(begin)

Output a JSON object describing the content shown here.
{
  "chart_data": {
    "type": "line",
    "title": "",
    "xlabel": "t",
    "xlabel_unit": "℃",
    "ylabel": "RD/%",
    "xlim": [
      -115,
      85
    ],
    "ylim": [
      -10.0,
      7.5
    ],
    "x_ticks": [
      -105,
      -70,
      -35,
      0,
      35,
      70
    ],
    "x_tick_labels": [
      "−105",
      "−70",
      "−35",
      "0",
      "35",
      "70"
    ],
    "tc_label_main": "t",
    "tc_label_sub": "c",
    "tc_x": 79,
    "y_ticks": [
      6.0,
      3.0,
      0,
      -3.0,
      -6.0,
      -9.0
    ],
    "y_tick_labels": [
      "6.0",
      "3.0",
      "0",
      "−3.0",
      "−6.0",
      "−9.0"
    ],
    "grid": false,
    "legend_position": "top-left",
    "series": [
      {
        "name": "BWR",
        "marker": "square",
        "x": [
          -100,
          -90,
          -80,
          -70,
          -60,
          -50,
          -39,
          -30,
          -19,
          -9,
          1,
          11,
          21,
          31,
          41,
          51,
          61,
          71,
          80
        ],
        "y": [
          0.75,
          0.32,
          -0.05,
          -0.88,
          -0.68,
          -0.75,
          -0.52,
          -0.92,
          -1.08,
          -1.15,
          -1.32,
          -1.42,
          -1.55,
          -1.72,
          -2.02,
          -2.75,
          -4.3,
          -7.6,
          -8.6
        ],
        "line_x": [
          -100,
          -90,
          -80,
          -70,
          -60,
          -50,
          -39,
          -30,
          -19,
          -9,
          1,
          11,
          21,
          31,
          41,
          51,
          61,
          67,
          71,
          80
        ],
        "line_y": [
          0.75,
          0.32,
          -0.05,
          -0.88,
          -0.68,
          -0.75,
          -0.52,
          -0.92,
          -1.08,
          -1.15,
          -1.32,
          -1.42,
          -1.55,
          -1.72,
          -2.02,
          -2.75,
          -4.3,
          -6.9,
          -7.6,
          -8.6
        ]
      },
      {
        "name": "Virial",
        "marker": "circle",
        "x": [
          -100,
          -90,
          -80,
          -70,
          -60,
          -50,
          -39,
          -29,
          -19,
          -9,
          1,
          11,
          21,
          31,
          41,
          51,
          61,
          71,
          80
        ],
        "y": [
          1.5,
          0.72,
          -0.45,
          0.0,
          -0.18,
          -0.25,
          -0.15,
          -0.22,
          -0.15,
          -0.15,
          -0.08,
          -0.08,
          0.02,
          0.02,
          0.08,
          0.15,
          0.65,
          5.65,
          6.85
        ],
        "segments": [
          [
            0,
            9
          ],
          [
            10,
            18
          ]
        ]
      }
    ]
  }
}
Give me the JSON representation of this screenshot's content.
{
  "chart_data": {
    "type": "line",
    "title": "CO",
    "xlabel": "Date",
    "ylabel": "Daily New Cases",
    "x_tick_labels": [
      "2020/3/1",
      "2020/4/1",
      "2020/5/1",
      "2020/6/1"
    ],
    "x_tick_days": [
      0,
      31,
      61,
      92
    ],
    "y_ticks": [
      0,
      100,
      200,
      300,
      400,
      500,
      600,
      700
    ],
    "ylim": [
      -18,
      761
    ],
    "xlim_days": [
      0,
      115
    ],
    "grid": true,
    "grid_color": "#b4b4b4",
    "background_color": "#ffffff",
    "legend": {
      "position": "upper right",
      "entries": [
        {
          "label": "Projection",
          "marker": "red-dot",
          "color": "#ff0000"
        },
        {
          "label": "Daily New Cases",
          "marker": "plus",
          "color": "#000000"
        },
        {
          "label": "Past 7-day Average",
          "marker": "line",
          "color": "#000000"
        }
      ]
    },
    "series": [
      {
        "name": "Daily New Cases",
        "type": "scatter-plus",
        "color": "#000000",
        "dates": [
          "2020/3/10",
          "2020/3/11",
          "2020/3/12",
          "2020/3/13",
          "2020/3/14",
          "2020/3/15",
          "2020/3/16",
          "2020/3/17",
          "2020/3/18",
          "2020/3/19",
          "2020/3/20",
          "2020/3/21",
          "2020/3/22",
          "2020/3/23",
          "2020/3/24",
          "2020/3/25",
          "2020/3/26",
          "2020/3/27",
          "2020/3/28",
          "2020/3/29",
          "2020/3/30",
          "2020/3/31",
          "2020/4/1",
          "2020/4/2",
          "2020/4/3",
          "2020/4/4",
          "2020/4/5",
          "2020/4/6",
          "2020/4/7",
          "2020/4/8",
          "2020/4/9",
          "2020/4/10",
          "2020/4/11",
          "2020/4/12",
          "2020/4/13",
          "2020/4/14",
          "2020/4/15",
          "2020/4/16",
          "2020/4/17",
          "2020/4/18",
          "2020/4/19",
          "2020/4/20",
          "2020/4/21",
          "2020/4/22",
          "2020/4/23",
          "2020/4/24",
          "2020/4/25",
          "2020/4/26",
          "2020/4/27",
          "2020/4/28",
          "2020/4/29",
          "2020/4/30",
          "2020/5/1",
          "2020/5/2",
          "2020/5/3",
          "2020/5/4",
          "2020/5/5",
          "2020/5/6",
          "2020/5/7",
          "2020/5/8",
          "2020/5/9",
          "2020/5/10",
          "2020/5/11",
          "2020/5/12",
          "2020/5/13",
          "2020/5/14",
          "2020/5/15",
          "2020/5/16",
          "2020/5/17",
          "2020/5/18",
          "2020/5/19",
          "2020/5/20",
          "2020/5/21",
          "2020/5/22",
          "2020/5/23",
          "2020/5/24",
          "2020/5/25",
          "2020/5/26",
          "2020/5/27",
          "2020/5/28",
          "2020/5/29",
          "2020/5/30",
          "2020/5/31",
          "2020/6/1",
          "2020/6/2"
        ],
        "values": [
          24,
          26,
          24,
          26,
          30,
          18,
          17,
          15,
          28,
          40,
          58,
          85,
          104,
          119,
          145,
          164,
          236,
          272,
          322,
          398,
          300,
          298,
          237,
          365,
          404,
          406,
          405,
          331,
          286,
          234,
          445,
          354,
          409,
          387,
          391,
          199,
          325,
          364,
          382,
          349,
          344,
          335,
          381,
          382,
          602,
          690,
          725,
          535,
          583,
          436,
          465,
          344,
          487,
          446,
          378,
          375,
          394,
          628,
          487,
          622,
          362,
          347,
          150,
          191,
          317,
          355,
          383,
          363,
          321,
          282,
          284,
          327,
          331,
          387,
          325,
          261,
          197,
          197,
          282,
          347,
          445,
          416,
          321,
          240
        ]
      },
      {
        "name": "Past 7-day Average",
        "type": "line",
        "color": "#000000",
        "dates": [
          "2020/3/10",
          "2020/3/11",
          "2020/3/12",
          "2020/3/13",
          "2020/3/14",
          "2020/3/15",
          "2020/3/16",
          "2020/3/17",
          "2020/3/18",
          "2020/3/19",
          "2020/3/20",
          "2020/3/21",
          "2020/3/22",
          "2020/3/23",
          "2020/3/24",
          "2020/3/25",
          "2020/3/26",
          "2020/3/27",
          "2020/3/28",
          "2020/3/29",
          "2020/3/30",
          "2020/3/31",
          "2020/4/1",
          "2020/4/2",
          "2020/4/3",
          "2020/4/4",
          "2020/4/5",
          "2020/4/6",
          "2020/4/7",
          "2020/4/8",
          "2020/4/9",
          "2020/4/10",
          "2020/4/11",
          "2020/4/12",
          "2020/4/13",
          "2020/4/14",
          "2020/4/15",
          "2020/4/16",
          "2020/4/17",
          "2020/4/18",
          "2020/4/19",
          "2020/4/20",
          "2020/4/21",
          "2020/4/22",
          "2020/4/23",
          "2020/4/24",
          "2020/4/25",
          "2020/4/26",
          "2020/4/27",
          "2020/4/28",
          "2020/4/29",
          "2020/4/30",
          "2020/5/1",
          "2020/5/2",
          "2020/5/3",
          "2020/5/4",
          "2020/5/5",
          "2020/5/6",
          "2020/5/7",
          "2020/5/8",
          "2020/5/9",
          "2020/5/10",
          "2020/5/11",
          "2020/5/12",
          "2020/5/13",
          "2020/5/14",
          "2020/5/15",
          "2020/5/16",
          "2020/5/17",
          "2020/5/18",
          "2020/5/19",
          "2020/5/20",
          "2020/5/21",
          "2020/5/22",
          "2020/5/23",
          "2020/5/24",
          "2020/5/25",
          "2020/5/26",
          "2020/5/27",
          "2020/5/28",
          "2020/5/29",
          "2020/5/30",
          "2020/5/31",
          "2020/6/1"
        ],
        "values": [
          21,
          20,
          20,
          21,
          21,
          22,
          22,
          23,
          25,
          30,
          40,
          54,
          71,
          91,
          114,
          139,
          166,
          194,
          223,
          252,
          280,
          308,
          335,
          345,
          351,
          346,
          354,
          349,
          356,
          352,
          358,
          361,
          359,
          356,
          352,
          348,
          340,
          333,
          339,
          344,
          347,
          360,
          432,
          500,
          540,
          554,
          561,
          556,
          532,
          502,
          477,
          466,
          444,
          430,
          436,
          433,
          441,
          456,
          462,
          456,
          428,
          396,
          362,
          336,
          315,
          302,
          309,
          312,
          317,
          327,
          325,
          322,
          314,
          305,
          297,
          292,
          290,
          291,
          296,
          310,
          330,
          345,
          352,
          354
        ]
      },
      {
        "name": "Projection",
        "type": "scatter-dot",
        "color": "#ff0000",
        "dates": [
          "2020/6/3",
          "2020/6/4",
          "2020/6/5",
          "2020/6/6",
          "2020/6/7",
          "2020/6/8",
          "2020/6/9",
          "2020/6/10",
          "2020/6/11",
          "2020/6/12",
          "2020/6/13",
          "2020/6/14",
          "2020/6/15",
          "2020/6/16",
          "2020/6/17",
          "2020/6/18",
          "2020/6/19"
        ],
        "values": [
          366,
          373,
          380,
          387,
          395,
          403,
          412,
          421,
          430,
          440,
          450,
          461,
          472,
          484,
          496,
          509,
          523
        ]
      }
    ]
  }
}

(end)

#### Prompt:
Using the material above, count the lines containing the word "type". Reply with the number alone.

#### Exercise response:
5